Exercise aim: Lines containing the word "LANDFILL" should be extracted in full.

Extracted records:
════════════════════

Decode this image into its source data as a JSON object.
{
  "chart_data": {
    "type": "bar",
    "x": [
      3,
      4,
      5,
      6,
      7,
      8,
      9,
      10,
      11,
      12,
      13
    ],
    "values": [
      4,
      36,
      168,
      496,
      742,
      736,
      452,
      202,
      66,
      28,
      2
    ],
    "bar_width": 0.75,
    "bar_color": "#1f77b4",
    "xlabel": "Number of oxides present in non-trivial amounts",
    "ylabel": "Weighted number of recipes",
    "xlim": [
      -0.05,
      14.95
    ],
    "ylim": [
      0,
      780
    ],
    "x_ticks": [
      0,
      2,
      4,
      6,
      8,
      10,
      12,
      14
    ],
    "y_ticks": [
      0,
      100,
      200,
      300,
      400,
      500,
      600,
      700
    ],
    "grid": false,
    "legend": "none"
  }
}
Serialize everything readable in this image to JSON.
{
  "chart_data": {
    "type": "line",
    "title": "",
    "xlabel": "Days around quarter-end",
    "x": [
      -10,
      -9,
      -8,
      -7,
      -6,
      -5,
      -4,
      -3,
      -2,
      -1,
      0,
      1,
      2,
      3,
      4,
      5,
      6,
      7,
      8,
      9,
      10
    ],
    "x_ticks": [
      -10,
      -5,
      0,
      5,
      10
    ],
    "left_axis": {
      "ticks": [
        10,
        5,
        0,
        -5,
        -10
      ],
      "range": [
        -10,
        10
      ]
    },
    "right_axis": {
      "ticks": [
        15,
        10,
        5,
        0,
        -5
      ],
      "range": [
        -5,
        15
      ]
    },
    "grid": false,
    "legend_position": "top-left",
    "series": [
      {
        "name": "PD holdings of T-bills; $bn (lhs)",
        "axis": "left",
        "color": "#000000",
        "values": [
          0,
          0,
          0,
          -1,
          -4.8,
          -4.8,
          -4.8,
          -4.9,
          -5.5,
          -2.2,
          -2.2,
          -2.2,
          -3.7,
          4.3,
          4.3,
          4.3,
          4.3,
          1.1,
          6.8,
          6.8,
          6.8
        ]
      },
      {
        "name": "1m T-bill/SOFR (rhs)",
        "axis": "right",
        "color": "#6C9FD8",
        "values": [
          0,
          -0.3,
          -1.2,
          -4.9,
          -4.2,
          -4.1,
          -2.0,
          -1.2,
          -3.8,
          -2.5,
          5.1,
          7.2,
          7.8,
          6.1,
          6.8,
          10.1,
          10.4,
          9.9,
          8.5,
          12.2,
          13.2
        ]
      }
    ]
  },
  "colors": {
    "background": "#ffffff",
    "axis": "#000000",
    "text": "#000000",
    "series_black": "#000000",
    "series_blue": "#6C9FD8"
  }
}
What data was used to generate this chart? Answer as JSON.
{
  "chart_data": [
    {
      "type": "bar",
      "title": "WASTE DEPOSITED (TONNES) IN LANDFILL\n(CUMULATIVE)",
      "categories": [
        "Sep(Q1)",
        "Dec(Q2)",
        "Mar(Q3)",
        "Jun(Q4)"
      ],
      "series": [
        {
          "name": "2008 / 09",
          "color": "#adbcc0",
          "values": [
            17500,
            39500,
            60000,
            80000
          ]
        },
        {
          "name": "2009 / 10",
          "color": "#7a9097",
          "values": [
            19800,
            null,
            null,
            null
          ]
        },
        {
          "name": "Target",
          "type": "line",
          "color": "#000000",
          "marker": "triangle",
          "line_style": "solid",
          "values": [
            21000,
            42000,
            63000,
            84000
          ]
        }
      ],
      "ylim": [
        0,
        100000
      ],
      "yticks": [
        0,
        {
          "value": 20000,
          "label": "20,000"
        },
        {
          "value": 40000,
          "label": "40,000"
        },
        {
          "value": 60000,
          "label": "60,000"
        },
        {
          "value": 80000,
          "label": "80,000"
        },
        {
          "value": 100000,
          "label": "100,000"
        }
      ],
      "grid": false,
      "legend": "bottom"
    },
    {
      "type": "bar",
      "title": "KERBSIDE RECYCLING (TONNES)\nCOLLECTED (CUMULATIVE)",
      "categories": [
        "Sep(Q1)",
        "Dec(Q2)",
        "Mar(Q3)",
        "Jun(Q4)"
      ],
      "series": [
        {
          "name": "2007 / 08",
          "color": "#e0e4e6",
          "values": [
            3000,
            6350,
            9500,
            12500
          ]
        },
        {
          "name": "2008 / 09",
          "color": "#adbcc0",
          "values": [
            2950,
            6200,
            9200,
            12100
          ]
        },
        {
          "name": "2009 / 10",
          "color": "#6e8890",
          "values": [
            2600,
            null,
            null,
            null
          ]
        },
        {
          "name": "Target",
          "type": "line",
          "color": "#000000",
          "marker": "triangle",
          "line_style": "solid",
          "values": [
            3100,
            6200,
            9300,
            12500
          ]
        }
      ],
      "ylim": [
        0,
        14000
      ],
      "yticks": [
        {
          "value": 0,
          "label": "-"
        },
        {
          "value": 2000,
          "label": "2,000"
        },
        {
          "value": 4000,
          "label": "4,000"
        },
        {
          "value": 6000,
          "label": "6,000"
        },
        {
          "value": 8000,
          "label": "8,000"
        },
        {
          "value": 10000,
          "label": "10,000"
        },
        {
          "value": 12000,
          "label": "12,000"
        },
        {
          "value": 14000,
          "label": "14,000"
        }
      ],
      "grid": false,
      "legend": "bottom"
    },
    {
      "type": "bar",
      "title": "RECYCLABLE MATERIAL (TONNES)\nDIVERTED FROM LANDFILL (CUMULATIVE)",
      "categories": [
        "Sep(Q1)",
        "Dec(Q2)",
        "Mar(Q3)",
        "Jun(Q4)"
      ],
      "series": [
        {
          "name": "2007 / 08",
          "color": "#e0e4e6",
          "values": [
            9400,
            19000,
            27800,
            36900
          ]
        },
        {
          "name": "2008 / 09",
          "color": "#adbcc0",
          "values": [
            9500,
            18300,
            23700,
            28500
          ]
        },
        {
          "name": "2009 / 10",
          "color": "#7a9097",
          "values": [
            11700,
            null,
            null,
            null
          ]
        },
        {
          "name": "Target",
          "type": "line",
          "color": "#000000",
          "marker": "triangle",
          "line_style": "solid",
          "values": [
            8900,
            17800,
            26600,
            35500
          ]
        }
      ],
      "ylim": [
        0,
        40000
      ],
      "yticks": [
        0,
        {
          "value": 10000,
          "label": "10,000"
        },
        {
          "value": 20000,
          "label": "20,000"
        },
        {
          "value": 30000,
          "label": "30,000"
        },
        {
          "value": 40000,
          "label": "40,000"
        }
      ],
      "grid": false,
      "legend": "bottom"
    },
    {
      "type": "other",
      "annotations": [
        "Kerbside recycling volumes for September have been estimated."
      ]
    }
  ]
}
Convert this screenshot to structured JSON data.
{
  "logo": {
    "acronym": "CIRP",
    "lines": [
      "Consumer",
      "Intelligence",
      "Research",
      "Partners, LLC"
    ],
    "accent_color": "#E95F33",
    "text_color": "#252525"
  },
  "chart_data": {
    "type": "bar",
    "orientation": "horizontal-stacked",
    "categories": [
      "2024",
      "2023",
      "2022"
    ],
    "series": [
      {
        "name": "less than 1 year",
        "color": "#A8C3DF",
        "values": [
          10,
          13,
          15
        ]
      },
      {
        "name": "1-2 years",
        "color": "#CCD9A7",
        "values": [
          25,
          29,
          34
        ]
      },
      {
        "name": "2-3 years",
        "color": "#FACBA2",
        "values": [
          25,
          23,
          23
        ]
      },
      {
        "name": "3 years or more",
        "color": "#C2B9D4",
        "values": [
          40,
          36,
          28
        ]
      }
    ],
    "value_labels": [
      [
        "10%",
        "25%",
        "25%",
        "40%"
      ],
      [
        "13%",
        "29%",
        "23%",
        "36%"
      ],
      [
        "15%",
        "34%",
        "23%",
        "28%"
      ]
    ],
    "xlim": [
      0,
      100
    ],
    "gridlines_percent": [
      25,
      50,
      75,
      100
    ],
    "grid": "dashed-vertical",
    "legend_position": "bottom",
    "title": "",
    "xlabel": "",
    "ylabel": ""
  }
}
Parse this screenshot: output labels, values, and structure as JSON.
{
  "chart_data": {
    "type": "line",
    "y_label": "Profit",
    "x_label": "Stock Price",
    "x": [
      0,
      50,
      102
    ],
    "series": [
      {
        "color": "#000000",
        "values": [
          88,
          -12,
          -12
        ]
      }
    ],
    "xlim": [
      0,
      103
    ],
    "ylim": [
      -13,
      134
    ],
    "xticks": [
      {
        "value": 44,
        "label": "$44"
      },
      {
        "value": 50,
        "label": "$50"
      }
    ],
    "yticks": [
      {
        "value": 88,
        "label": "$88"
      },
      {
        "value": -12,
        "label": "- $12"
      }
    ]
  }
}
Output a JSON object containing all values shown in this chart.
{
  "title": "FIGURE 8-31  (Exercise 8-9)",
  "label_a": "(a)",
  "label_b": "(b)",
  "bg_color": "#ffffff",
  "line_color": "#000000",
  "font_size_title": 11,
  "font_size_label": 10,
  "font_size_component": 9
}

════════════════════

Full solution:
      "title": "WASTE DEPOSITED (TONNES) IN LANDFILL\n(CUMULATIVE)",
      "title": "RECYCLABLE MATERIAL (TONNES)\nDIVERTED FROM LANDFILL (CUMULATIVE)",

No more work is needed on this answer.